Data records
*-*-*

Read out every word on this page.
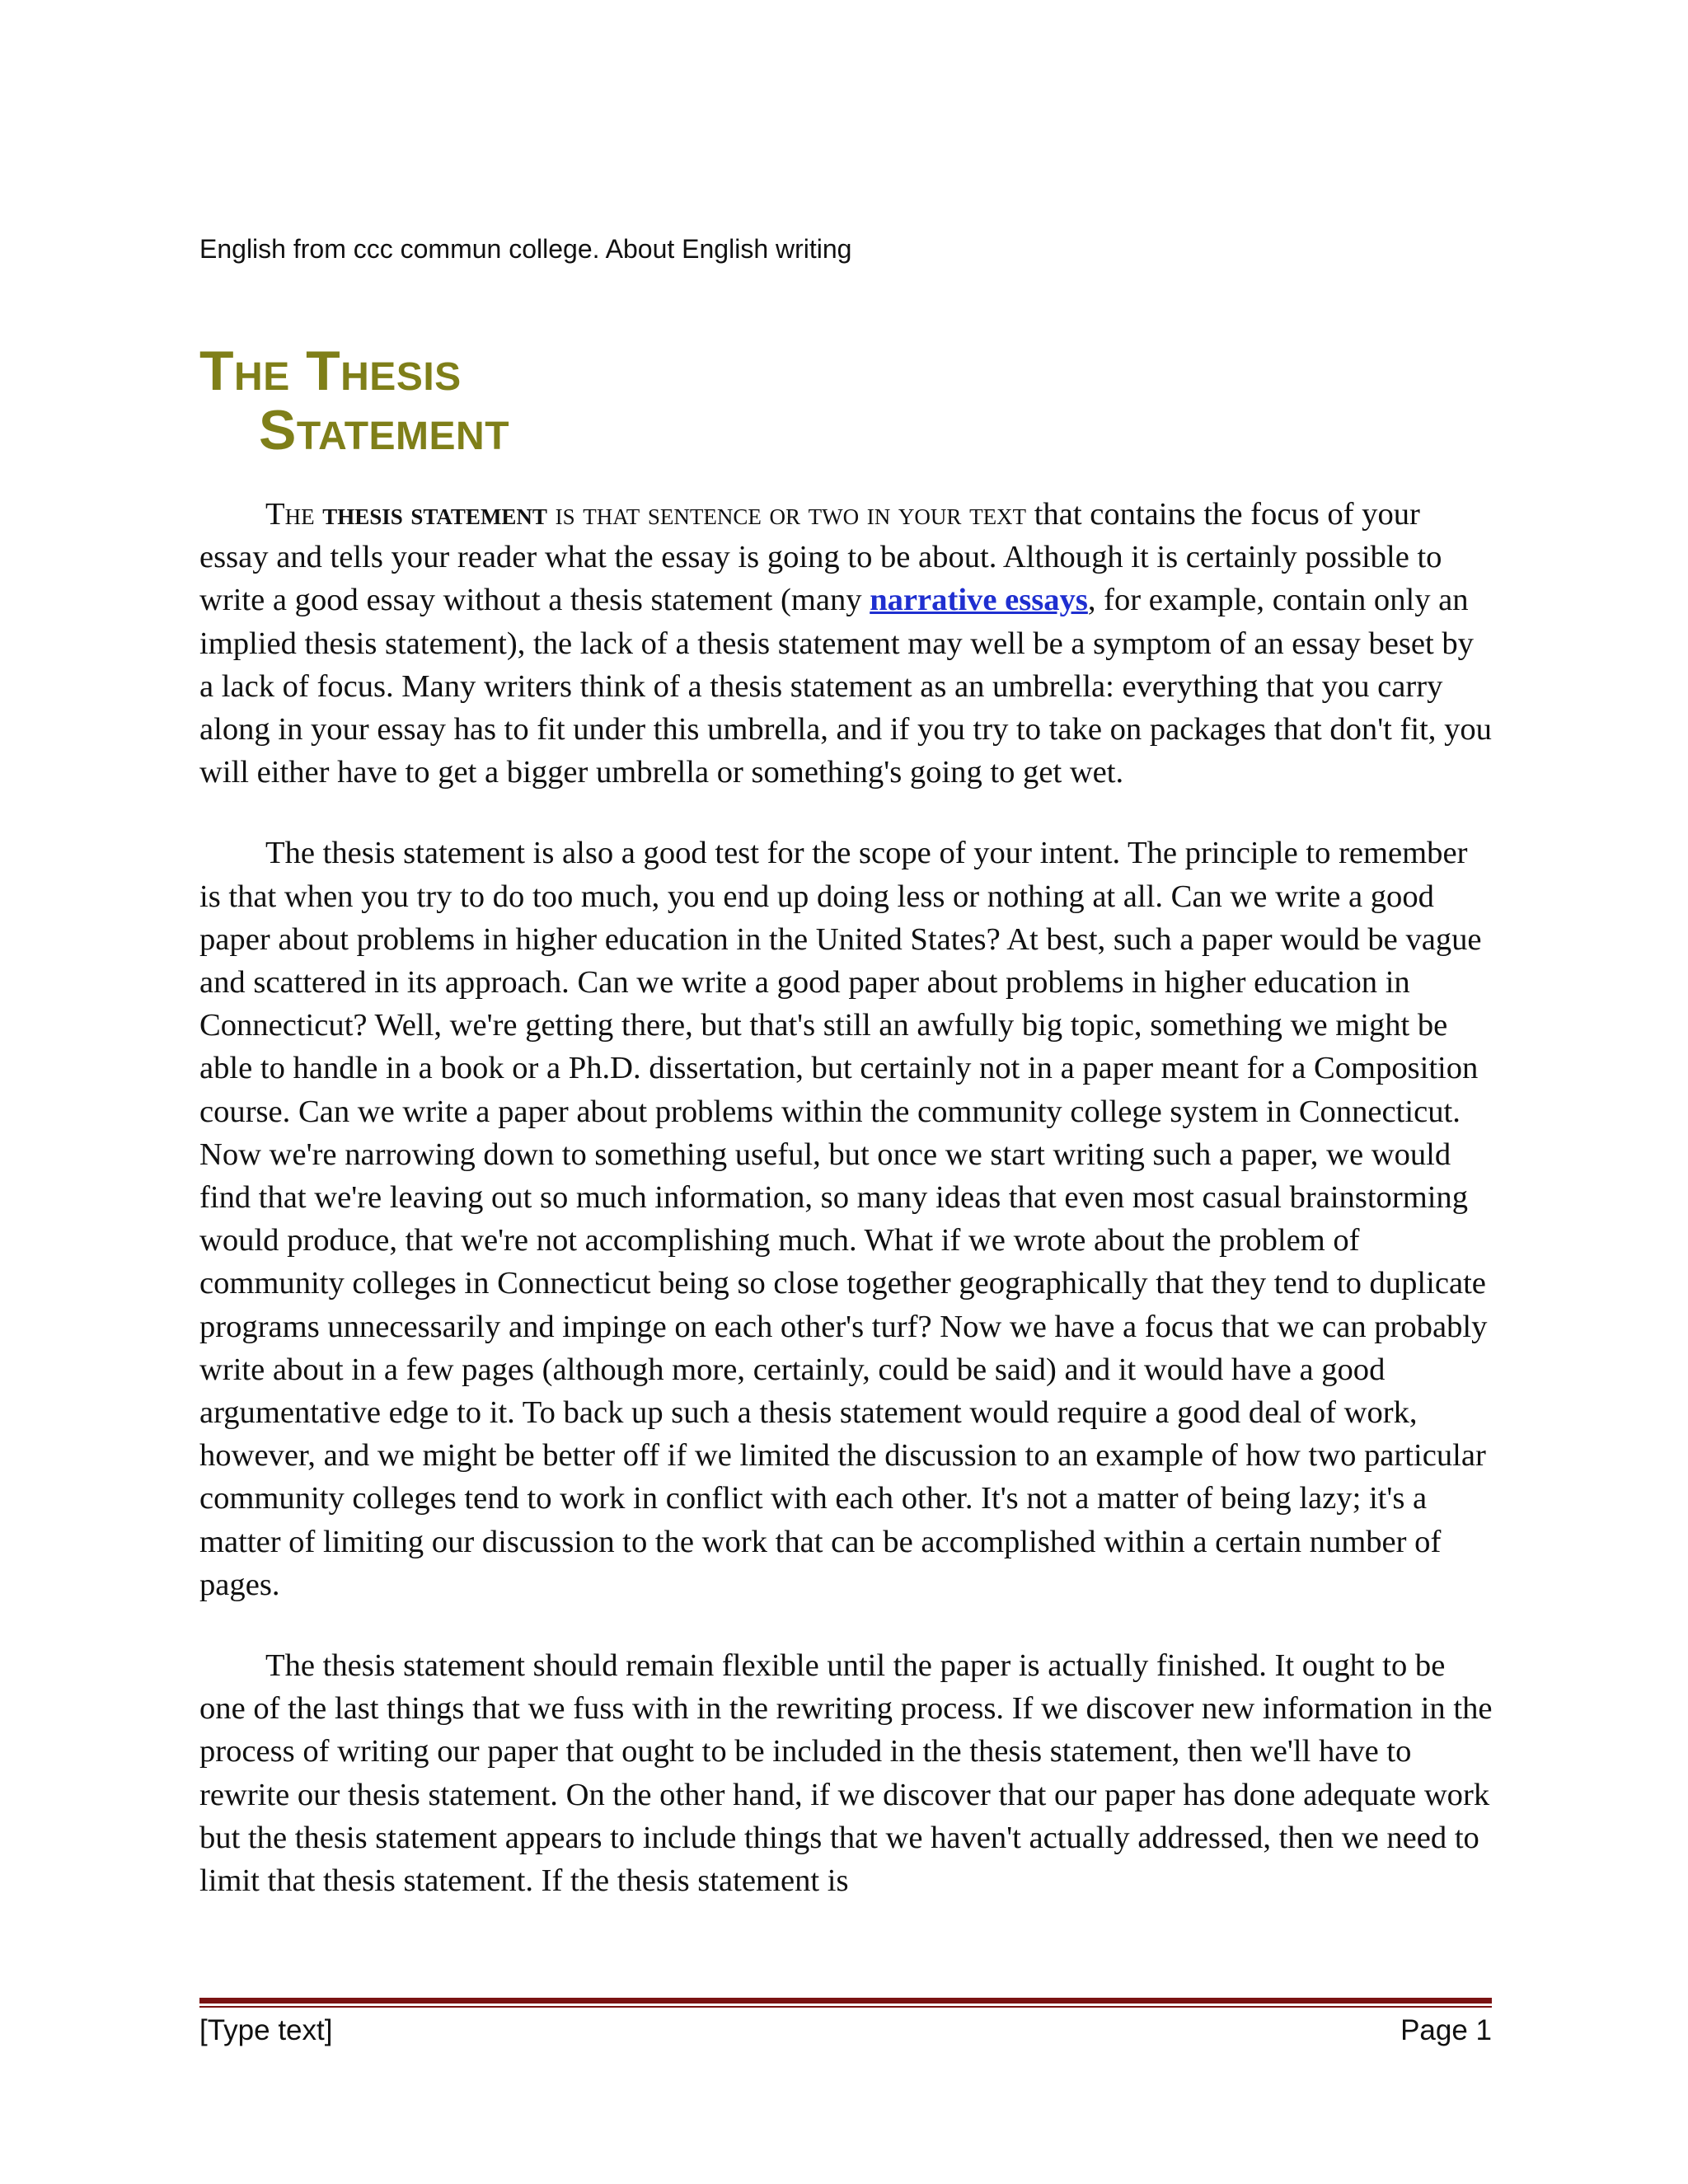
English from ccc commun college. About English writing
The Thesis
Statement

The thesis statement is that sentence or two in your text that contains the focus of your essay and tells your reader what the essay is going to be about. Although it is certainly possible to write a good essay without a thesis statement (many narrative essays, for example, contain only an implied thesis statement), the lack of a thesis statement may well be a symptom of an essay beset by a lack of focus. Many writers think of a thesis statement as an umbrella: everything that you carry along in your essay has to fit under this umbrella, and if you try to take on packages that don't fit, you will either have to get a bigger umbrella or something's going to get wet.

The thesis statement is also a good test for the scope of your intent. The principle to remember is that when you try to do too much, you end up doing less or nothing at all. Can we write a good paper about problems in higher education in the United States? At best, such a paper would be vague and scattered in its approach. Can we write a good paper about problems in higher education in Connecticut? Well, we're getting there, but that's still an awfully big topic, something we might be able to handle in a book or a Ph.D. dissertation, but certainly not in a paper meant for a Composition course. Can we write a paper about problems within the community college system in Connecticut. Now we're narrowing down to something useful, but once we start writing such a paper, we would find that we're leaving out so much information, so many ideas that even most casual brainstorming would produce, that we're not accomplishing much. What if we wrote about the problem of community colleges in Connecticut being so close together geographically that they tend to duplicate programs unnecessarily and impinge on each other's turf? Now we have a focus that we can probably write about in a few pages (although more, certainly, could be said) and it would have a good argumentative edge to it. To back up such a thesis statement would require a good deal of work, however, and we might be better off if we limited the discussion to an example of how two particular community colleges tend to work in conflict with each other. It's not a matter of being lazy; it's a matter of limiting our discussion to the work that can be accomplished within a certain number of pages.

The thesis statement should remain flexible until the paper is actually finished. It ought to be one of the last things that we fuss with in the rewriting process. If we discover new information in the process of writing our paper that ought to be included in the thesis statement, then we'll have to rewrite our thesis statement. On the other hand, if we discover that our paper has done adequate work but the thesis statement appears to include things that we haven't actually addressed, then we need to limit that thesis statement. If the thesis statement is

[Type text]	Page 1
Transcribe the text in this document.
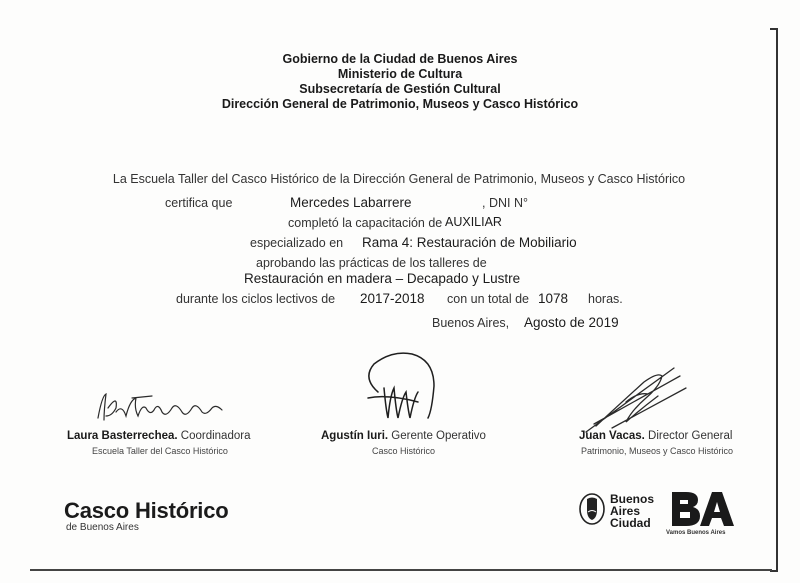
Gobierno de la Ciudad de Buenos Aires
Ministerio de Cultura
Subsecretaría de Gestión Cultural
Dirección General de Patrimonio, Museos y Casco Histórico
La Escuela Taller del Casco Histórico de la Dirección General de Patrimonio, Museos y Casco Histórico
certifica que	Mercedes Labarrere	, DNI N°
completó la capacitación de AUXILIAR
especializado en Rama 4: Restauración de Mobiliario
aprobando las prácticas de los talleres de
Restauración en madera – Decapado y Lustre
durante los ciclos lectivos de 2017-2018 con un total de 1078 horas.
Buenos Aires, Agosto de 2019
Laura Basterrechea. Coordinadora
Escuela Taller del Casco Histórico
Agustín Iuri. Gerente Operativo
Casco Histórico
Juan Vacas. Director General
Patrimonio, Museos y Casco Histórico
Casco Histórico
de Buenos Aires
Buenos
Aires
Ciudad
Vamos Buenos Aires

*-*-*

#### Exercise requirements:
Write out exactly the lines from the line holding "Transcribe the text in this document." through the last line of the records above, inclusive, and nothing more. Leave out the pictures.

#### Result of this task:
Transcribe the text in this document.
Gobierno de la Ciudad de Buenos Aires
Ministerio de Cultura
Subsecretaría de Gestión Cultural
Dirección General de Patrimonio, Museos y Casco Histórico
La Escuela Taller del Casco Histórico de la Dirección General de Patrimonio, Museos y Casco Histórico
certifica que	Mercedes Labarrere	, DNI N°
completó la capacitación de AUXILIAR
especializado en Rama 4: Restauración de Mobiliario
aprobando las prácticas de los talleres de
Restauración en madera – Decapado y Lustre
durante los ciclos lectivos de 2017-2018 con un total de 1078 horas.
Buenos Aires, Agosto de 2019
Laura Basterrechea. Coordinadora
Escuela Taller del Casco Histórico
Agustín Iuri. Gerente Operativo
Casco Histórico
Juan Vacas. Director General
Patrimonio, Museos y Casco Histórico
Casco Histórico
de Buenos Aires
Buenos
Aires
Ciudad
Vamos Buenos Aires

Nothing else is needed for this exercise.